:: INPUT ::
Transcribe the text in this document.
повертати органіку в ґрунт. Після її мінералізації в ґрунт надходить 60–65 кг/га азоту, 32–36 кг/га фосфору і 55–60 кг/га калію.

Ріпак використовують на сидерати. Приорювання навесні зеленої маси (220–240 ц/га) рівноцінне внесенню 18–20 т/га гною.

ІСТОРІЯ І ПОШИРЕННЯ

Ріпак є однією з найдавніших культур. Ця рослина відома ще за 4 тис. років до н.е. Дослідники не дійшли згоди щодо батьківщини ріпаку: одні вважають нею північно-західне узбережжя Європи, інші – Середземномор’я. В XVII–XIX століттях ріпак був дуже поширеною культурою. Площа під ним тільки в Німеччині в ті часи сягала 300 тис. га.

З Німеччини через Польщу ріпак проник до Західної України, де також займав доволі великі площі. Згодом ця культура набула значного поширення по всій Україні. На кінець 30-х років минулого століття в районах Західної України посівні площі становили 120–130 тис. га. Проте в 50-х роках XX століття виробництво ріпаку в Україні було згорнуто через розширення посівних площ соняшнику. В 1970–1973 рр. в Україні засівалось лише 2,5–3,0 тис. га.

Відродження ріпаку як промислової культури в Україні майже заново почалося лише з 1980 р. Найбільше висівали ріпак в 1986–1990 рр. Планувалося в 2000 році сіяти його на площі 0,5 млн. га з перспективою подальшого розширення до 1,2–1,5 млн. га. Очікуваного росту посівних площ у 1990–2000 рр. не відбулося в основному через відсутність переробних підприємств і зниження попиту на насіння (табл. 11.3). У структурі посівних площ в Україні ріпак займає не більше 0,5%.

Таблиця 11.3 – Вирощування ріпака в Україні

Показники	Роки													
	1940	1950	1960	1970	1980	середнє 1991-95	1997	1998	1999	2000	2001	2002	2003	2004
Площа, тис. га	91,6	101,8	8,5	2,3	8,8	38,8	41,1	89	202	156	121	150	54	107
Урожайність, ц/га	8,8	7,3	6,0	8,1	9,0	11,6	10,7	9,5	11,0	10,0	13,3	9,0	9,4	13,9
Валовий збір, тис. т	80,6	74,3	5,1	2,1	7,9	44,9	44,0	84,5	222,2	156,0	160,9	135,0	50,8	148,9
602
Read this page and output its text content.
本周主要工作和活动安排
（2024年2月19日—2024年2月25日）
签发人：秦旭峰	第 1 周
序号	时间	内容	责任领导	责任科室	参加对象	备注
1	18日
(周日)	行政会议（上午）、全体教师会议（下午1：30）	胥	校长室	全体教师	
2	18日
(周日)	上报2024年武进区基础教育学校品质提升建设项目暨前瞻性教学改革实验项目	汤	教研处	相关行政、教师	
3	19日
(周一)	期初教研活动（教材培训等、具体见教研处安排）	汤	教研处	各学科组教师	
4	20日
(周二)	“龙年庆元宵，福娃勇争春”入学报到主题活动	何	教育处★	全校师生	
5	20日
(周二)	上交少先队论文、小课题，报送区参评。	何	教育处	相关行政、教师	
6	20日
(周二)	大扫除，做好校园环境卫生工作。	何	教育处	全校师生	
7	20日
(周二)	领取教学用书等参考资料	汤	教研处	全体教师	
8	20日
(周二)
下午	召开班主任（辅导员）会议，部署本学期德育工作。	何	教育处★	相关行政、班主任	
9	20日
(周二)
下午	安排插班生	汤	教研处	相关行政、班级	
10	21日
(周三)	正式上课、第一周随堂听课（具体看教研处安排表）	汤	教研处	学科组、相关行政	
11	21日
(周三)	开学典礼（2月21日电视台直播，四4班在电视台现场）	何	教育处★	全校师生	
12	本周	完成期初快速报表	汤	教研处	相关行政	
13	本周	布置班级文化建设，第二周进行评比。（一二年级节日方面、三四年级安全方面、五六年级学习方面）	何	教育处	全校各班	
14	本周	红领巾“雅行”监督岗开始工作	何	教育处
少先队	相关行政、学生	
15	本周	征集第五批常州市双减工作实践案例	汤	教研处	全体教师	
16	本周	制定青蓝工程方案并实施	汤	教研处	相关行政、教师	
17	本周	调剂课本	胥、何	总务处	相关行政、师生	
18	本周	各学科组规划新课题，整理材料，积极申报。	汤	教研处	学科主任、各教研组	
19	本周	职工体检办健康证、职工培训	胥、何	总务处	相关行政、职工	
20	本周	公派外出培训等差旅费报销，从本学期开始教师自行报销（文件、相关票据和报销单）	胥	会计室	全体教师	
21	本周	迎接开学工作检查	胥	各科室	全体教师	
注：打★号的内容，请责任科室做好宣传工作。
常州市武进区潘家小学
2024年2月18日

:: GIVEN PROBLEM ::
Count the lines in the entries above that include the string "Площа", then give only that figure.

:: RESPONSE ::
2